**WHAT THE TASK REQUIRES:** In the items below, rename "Circle shape" to "Round shape" wherever it occurs, and reproduce every line with nothing else altered.

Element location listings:

......

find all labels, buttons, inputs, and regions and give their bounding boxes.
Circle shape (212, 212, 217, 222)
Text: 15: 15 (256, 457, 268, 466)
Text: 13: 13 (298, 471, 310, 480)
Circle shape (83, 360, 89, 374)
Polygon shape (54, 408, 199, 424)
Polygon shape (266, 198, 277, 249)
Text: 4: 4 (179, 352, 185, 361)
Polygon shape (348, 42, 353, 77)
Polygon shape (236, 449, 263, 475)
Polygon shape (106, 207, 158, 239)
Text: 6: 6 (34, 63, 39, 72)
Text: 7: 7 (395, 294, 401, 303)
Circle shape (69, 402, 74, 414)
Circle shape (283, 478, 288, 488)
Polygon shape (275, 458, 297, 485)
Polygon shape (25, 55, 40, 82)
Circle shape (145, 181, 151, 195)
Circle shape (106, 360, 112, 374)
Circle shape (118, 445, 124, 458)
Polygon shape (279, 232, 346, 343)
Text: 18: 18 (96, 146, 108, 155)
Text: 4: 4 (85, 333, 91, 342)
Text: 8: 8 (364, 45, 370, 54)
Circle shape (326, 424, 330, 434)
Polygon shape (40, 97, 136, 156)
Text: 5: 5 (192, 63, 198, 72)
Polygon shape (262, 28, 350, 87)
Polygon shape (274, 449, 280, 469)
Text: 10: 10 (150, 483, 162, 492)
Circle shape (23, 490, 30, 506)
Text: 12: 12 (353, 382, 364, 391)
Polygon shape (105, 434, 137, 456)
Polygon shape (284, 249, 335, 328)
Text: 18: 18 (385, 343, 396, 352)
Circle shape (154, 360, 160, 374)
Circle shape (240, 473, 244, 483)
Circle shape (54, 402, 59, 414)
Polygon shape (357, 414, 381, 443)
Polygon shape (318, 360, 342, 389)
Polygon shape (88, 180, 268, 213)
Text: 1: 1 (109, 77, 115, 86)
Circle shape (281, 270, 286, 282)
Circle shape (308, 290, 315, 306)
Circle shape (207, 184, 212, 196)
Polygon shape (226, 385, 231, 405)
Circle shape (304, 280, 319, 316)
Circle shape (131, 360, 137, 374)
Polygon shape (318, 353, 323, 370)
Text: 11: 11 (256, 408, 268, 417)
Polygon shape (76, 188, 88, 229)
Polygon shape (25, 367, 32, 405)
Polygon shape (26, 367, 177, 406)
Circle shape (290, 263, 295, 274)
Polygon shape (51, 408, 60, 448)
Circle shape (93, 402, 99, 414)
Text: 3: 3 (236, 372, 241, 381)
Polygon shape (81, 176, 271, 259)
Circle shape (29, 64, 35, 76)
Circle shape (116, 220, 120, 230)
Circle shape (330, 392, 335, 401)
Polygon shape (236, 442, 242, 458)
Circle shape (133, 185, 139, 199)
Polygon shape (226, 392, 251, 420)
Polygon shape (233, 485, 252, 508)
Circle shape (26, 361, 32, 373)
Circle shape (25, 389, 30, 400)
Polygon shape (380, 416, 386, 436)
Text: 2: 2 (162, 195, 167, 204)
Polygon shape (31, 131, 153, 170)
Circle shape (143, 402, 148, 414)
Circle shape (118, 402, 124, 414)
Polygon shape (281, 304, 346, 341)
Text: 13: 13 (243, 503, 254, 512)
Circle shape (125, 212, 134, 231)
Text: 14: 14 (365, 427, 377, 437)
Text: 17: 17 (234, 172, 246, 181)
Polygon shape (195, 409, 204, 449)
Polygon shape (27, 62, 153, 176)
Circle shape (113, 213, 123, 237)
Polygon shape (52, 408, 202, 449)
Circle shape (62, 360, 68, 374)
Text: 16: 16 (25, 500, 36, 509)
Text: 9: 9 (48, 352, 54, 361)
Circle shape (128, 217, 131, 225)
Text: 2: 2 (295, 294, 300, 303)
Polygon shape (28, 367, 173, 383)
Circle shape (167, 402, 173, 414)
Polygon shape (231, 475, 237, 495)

......

**EXERCISE OUTPUT:**
find all labels, buttons, inputs, and regions and give their bounding boxes.
Round shape (212, 212, 217, 222)
Text: 15: 15 (256, 457, 268, 466)
Text: 13: 13 (298, 471, 310, 480)
Round shape (83, 360, 89, 374)
Polygon shape (54, 408, 199, 424)
Polygon shape (266, 198, 277, 249)
Text: 4: 4 (179, 352, 185, 361)
Polygon shape (348, 42, 353, 77)
Polygon shape (236, 449, 263, 475)
Polygon shape (106, 207, 158, 239)
Text: 6: 6 (34, 63, 39, 72)
Text: 7: 7 (395, 294, 401, 303)
Round shape (69, 402, 74, 414)
Round shape (283, 478, 288, 488)
Polygon shape (275, 458, 297, 485)
Polygon shape (25, 55, 40, 82)
Round shape (145, 181, 151, 195)
Round shape (106, 360, 112, 374)
Round shape (118, 445, 124, 458)
Polygon shape (279, 232, 346, 343)
Text: 18: 18 (96, 146, 108, 155)
Text: 4: 4 (85, 333, 91, 342)
Text: 8: 8 (364, 45, 370, 54)
Round shape (326, 424, 330, 434)
Polygon shape (40, 97, 136, 156)
Text: 5: 5 (192, 63, 198, 72)
Polygon shape (262, 28, 350, 87)
Polygon shape (274, 449, 280, 469)
Text: 10: 10 (150, 483, 162, 492)
Round shape (23, 490, 30, 506)
Text: 12: 12 (353, 382, 364, 391)
Polygon shape (105, 434, 137, 456)
Polygon shape (284, 249, 335, 328)
Text: 18: 18 (385, 343, 396, 352)
Round shape (154, 360, 160, 374)
Round shape (240, 473, 244, 483)
Round shape (54, 402, 59, 414)
Polygon shape (357, 414, 381, 443)
Polygon shape (318, 360, 342, 389)
Polygon shape (88, 180, 268, 213)
Text: 1: 1 (109, 77, 115, 86)
Round shape (281, 270, 286, 282)
Round shape (308, 290, 315, 306)
Round shape (207, 184, 212, 196)
Polygon shape (226, 385, 231, 405)
Round shape (304, 280, 319, 316)
Round shape (131, 360, 137, 374)
Polygon shape (318, 353, 323, 370)
Text: 11: 11 (256, 408, 268, 417)
Polygon shape (76, 188, 88, 229)
Polygon shape (25, 367, 32, 405)
Polygon shape (26, 367, 177, 406)
Round shape (290, 263, 295, 274)
Polygon shape (51, 408, 60, 448)
Round shape (93, 402, 99, 414)
Text: 3: 3 (236, 372, 241, 381)
Polygon shape (81, 176, 271, 259)
Round shape (29, 64, 35, 76)
Round shape (116, 220, 120, 230)
Round shape (330, 392, 335, 401)
Polygon shape (236, 442, 242, 458)
Round shape (133, 185, 139, 199)
Polygon shape (226, 392, 251, 420)
Polygon shape (233, 485, 252, 508)
Round shape (26, 361, 32, 373)
Round shape (25, 389, 30, 400)
Polygon shape (380, 416, 386, 436)
Text: 2: 2 (162, 195, 167, 204)
Polygon shape (31, 131, 153, 170)
Round shape (143, 402, 148, 414)
Round shape (118, 402, 124, 414)
Polygon shape (281, 304, 346, 341)
Text: 13: 13 (243, 503, 254, 512)
Round shape (125, 212, 134, 231)
Text: 14: 14 (365, 427, 377, 437)
Text: 17: 17 (234, 172, 246, 181)
Polygon shape (195, 409, 204, 449)
Polygon shape (27, 62, 153, 176)
Round shape (113, 213, 123, 237)
Polygon shape (52, 408, 202, 449)
Round shape (62, 360, 68, 374)
Text: 16: 16 (25, 500, 36, 509)
Text: 9: 9 (48, 352, 54, 361)
Round shape (128, 217, 131, 225)
Text: 2: 2 (295, 294, 300, 303)
Polygon shape (28, 367, 173, 383)
Round shape (167, 402, 173, 414)
Polygon shape (231, 475, 237, 495)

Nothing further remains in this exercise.